→ Given records:
########

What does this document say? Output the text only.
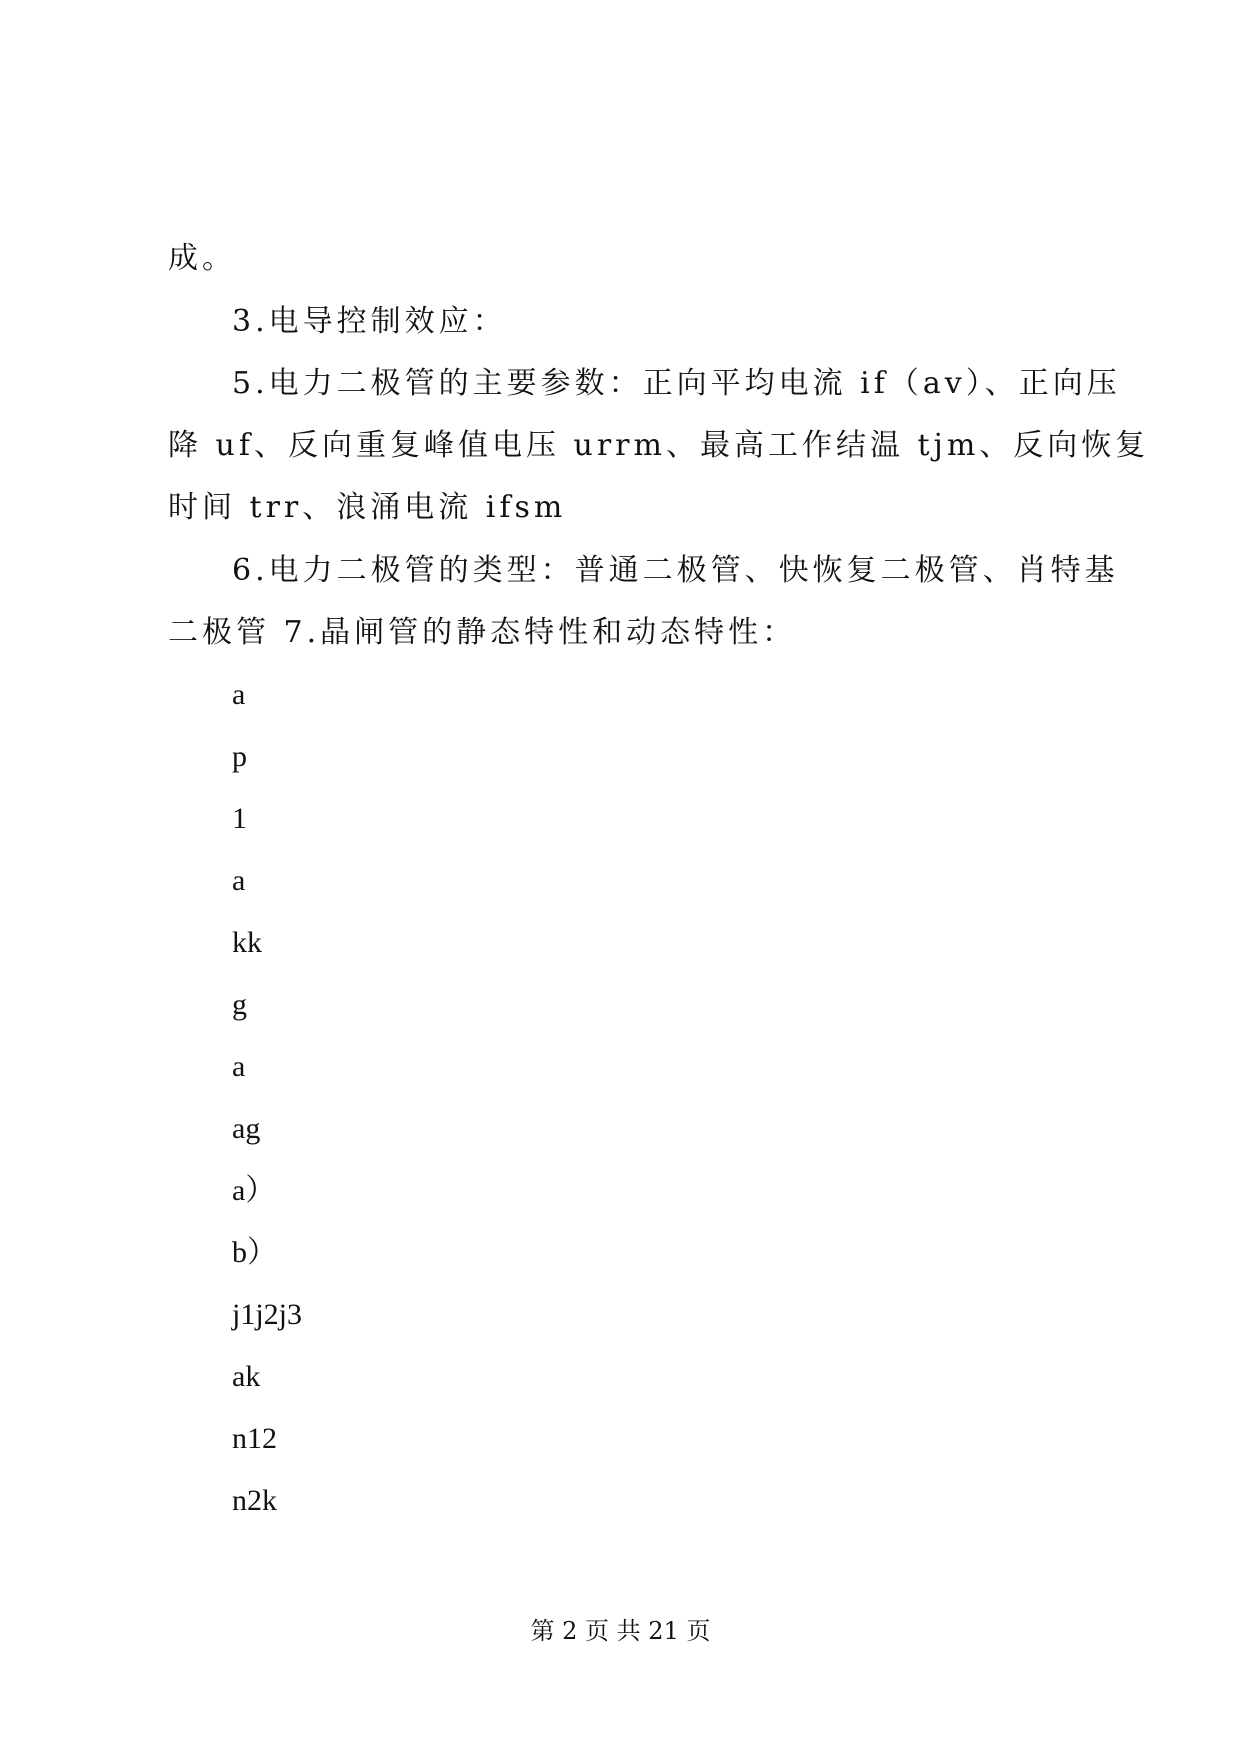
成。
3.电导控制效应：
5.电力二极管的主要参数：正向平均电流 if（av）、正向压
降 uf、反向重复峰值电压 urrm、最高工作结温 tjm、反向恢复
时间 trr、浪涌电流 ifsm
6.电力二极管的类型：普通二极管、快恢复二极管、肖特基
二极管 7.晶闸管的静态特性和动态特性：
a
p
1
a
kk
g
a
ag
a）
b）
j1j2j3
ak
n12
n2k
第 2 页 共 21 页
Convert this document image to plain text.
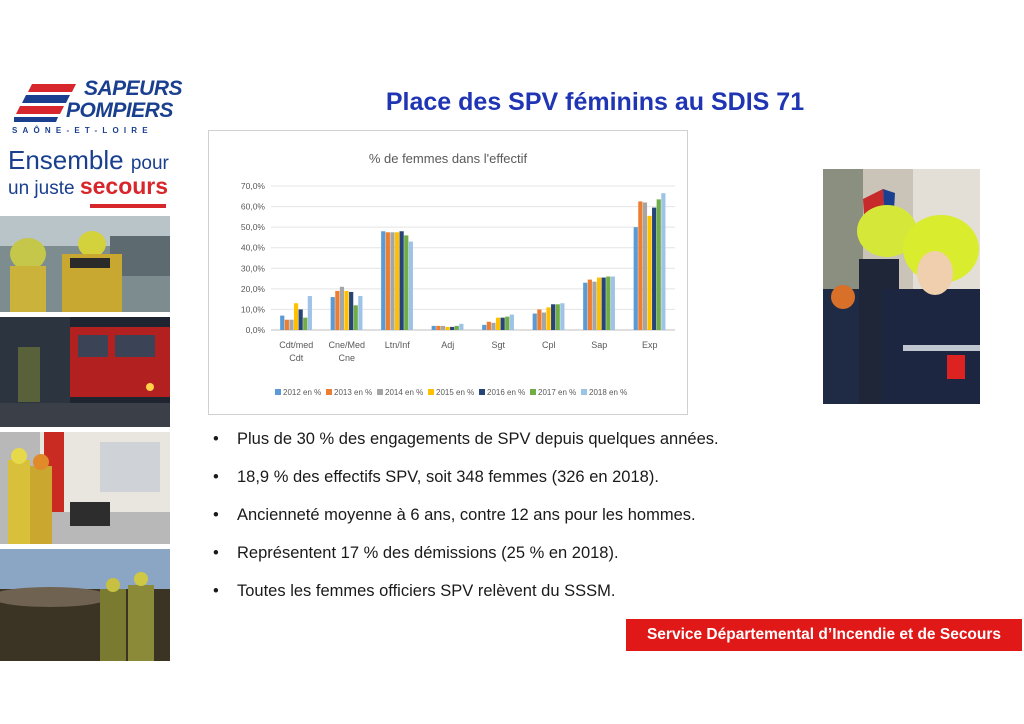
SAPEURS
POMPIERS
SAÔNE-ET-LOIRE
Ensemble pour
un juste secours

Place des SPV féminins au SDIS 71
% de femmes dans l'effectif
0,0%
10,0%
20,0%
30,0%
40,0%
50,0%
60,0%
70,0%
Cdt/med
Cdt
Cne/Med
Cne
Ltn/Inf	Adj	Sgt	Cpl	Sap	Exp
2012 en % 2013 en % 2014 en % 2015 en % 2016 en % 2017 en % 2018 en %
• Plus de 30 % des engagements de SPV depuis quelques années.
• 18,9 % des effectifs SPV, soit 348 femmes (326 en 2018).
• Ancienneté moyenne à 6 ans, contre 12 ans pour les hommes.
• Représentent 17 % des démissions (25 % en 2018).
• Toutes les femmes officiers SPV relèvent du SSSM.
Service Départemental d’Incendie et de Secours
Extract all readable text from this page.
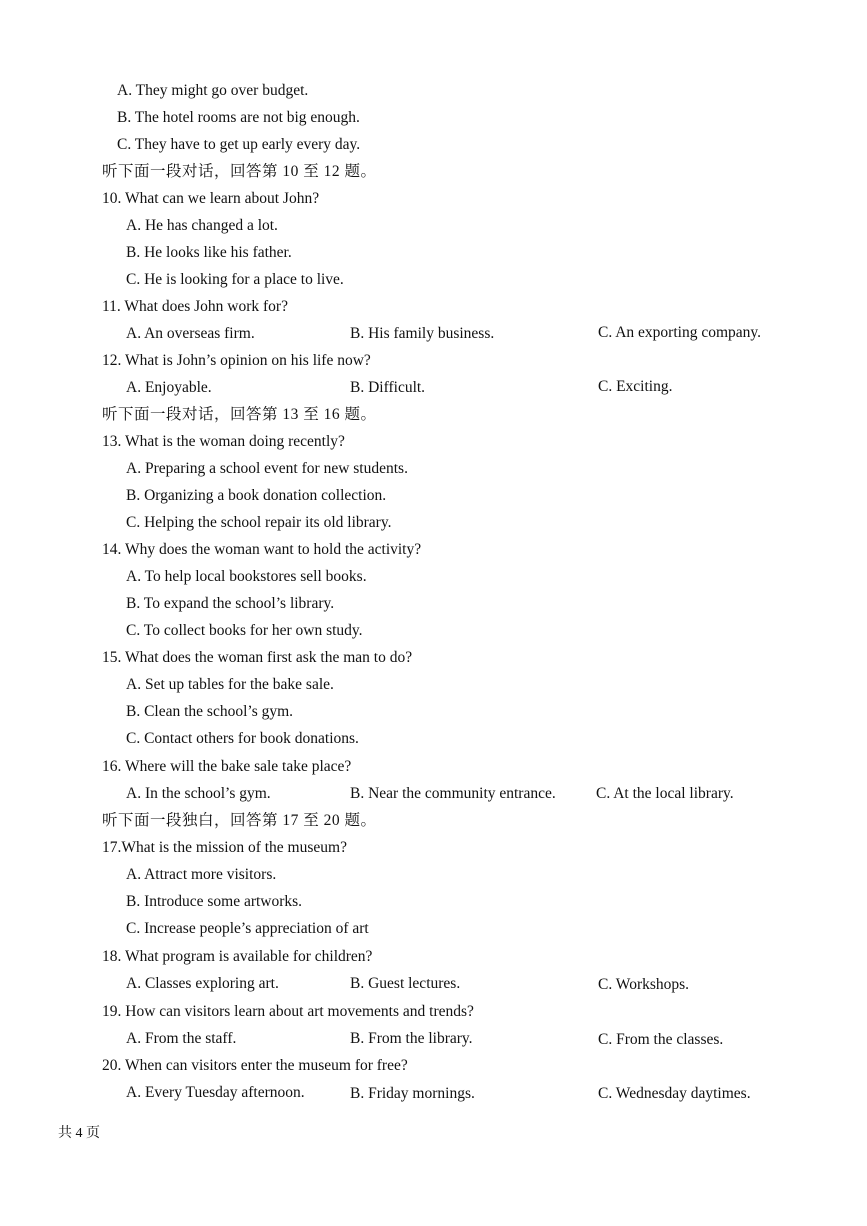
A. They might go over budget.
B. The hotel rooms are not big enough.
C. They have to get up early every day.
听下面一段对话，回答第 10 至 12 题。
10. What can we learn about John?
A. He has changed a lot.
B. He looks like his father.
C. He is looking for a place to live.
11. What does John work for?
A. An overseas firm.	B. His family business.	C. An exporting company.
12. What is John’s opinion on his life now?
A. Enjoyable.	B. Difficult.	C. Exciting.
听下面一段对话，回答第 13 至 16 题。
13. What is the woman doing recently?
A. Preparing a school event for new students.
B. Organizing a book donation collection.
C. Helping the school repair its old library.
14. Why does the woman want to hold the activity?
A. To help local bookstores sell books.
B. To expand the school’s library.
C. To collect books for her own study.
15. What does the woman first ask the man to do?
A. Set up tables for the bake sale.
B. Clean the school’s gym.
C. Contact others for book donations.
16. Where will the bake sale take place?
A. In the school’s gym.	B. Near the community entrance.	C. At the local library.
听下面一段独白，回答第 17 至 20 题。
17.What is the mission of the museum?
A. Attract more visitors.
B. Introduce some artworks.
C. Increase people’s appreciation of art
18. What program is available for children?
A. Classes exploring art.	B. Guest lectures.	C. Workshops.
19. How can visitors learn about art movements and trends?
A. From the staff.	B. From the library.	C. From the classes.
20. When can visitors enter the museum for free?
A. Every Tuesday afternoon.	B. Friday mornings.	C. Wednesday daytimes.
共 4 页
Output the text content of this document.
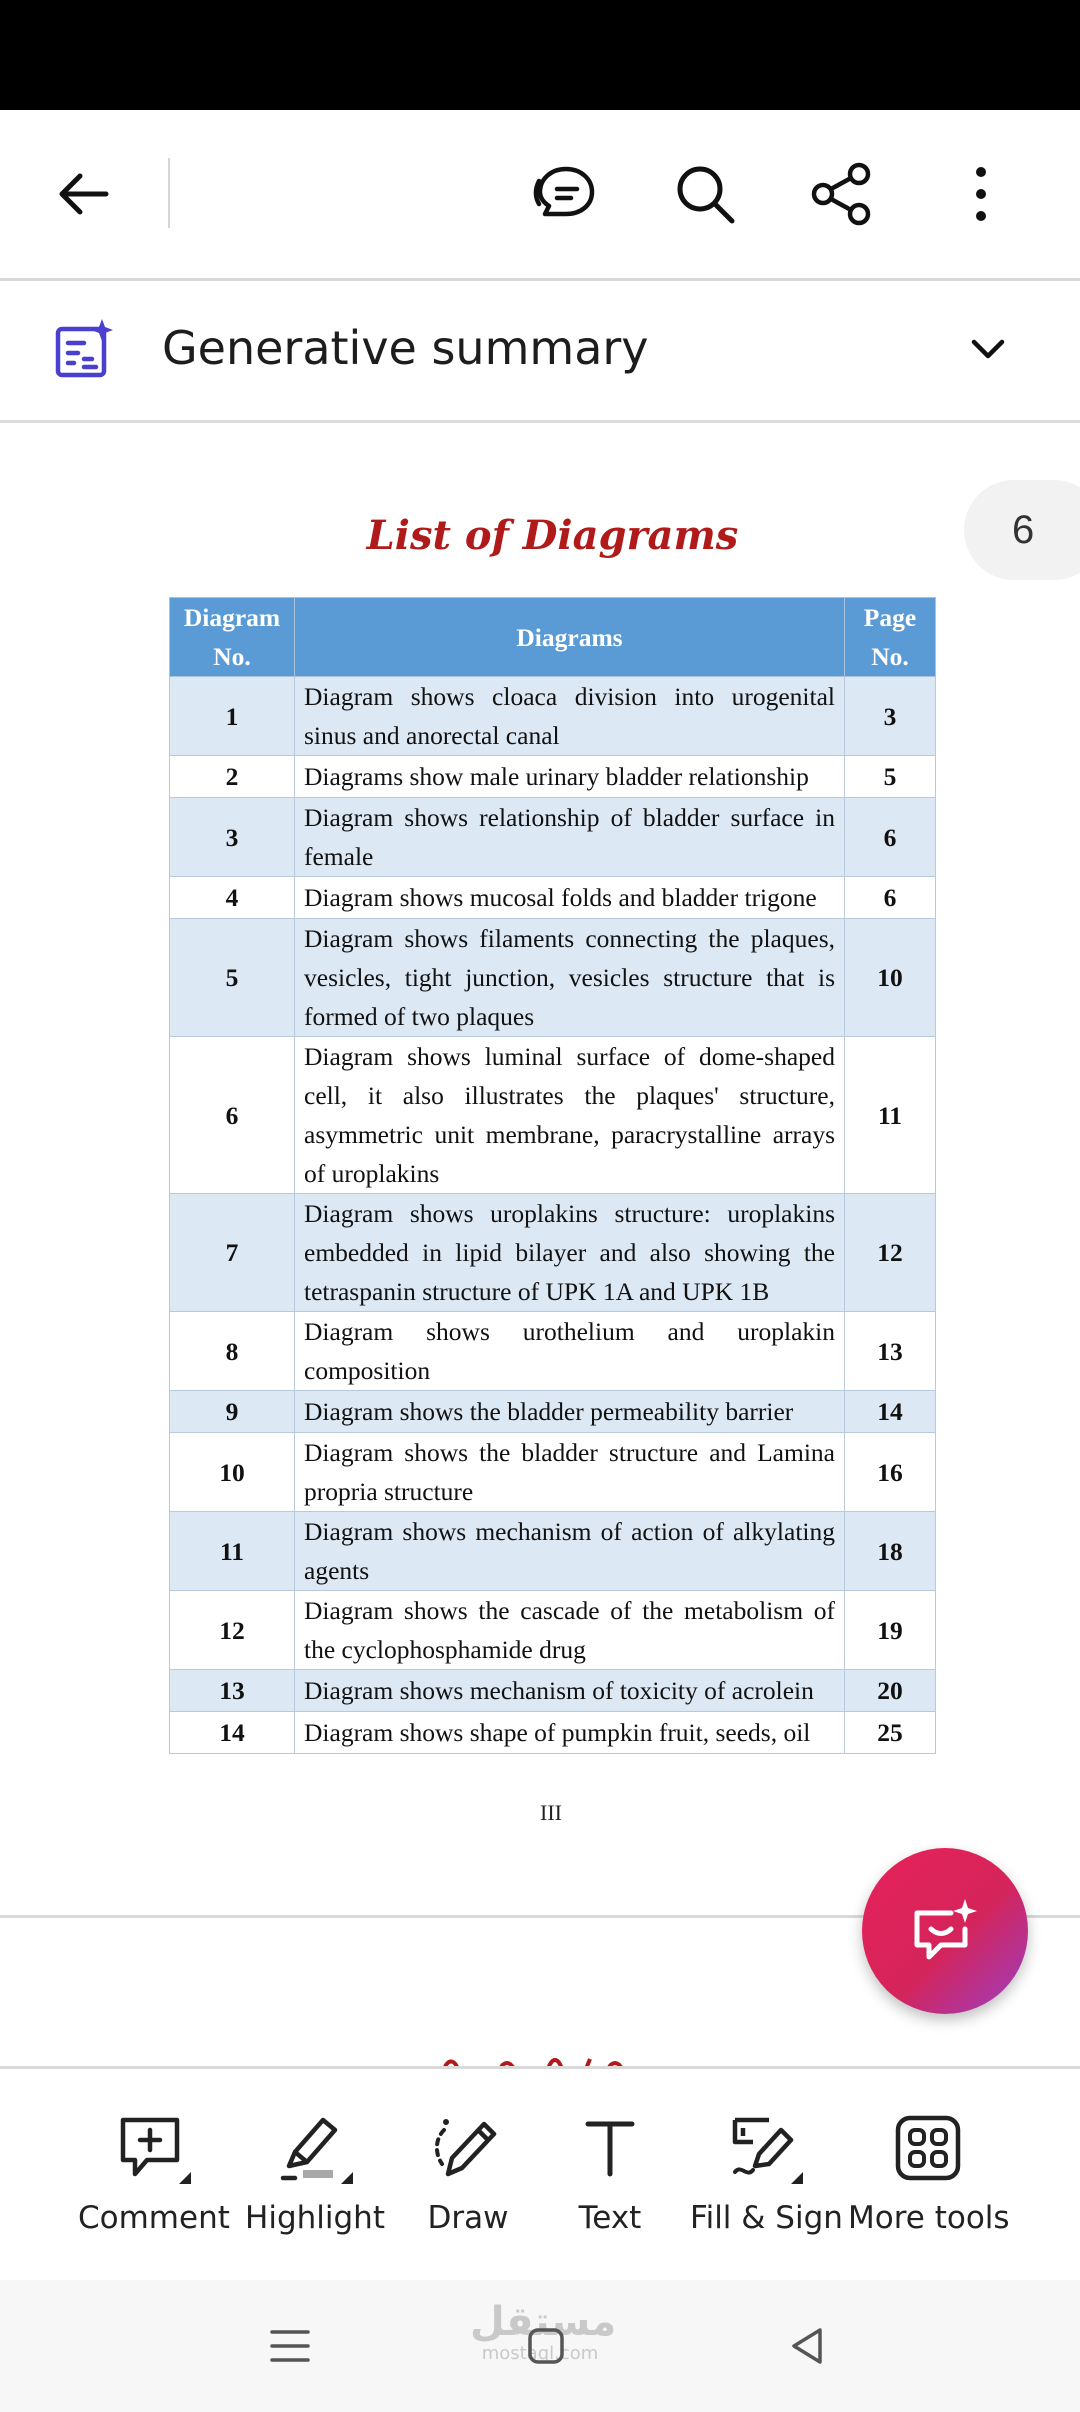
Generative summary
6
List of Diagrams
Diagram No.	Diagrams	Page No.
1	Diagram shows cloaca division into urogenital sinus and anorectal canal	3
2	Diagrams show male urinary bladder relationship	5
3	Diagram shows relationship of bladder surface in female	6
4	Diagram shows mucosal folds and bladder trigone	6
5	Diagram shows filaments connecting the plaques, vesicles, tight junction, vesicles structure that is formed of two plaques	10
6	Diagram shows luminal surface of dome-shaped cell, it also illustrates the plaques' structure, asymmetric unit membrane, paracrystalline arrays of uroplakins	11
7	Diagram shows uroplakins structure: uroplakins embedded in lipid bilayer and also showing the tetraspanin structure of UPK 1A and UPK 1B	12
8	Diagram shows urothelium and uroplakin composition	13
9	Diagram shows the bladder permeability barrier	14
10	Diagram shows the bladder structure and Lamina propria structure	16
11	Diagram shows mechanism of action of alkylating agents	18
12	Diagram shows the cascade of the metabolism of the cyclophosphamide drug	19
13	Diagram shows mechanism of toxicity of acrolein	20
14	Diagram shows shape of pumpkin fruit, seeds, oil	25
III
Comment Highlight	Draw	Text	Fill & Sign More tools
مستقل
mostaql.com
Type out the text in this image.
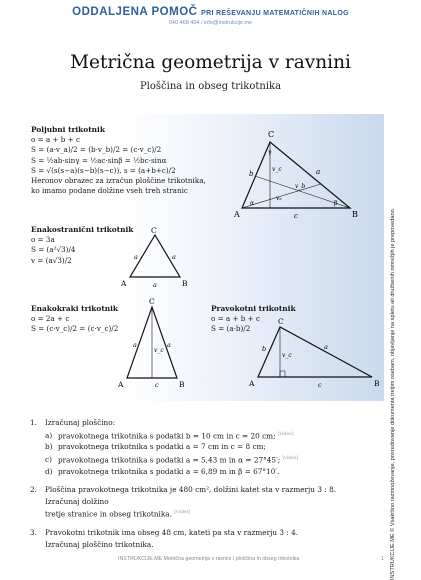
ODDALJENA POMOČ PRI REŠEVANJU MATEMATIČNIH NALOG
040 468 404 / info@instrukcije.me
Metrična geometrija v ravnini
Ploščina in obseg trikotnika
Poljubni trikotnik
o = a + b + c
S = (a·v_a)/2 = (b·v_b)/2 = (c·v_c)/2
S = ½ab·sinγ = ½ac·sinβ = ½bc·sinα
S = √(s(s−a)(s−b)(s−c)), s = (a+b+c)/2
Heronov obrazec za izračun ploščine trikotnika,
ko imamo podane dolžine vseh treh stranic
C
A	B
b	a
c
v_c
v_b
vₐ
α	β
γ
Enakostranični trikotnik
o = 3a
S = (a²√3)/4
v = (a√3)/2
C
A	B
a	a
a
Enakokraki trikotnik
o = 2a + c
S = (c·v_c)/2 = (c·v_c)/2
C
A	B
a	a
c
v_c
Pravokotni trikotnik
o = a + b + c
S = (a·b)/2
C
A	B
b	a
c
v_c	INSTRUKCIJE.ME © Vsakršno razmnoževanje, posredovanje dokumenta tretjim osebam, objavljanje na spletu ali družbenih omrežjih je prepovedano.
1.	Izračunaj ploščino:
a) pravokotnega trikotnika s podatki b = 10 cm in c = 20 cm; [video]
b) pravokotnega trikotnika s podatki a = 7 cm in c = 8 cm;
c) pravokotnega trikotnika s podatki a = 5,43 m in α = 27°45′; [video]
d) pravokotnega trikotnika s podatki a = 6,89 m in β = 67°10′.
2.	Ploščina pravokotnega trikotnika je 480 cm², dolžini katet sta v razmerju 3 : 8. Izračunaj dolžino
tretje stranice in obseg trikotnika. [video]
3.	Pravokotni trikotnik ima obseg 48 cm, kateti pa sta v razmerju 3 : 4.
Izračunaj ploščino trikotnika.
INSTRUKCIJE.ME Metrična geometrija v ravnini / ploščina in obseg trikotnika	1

########

→ Exercise brief: Gather from the entries above all lines that include the string "structure".

→ Result of the exercise:
5	Diagram shows filaments connecting the plaques, vesicles, tight junction, vesicles structure that is formed of two plaques	10
6	Diagram shows luminal surface of dome-shaped cell, it also illustrates the plaques' structure, asymmetric unit membrane, paracrystalline arrays of uroplakins	11
7	Diagram shows uroplakins structure: uroplakins embedded in lipid bilayer and also showing the tetraspanin structure of UPK 1A and UPK 1B	12
10	Diagram shows the bladder structure and Lamina propria structure	16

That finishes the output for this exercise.